Return the number of lines that contain the word "Услуги", and return nothing else.

━━ DATA SHOWN ━━

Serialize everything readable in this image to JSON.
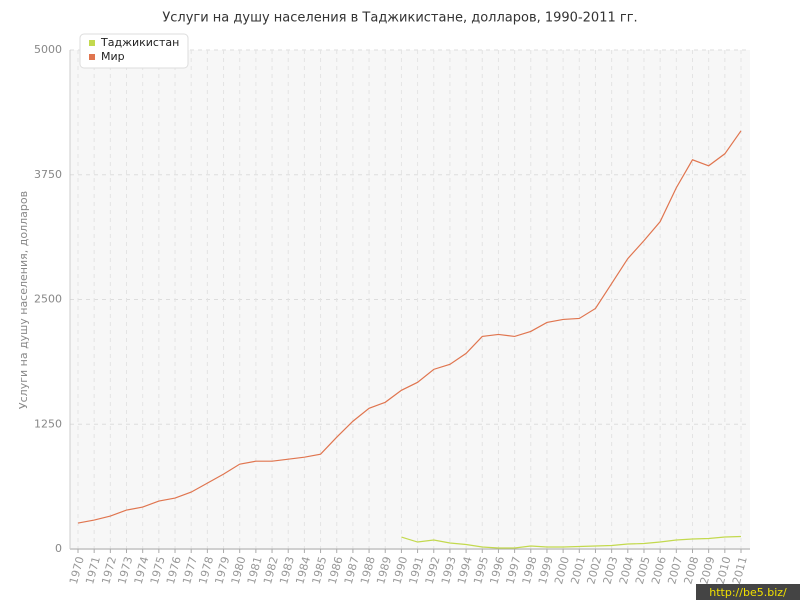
{
  "chart_data": {
    "type": "line",
    "title": "Услуги на душу населения в Таджикистане, долларов, 1990-2011 гг.",
    "y_label": "Услуги на душу населения, долларов",
    "watermark": "http://be5.biz/",
    "categories": [
      "1970",
      "1971",
      "1972",
      "1973",
      "1974",
      "1975",
      "1976",
      "1977",
      "1978",
      "1979",
      "1980",
      "1981",
      "1982",
      "1983",
      "1984",
      "1985",
      "1986",
      "1987",
      "1988",
      "1989",
      "1990",
      "1991",
      "1992",
      "1993",
      "1994",
      "1995",
      "1996",
      "1997",
      "1998",
      "1999",
      "2000",
      "2001",
      "2002",
      "2003",
      "2004",
      "2005",
      "2006",
      "2007",
      "2008",
      "2009",
      "2010",
      "2011"
    ],
    "series": [
      {
        "name": "Таджикистан",
        "color": "#c3d94e",
        "values": [
          null,
          null,
          null,
          null,
          null,
          null,
          null,
          null,
          null,
          null,
          null,
          null,
          null,
          null,
          null,
          null,
          null,
          null,
          null,
          null,
          120,
          70,
          90,
          60,
          45,
          20,
          10,
          10,
          30,
          20,
          20,
          25,
          30,
          35,
          50,
          55,
          70,
          90,
          100,
          105,
          120,
          125
        ]
      },
      {
        "name": "Мир",
        "color": "#e0754f",
        "values": [
          260,
          290,
          330,
          390,
          420,
          480,
          510,
          570,
          660,
          750,
          850,
          880,
          880,
          900,
          920,
          950,
          1120,
          1280,
          1410,
          1470,
          1590,
          1670,
          1800,
          1850,
          1960,
          2130,
          2150,
          2130,
          2180,
          2270,
          2300,
          2310,
          2410,
          2660,
          2910,
          3090,
          3280,
          3620,
          3900,
          3840,
          3960,
          4190
        ]
      }
    ],
    "ylim": [
      0,
      5000
    ],
    "yticks": [
      0,
      1250,
      2500,
      3750,
      5000
    ],
    "grid": true,
    "legend": "top-left"
  }
}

━━━

*EXERCISE RESPONSE*
2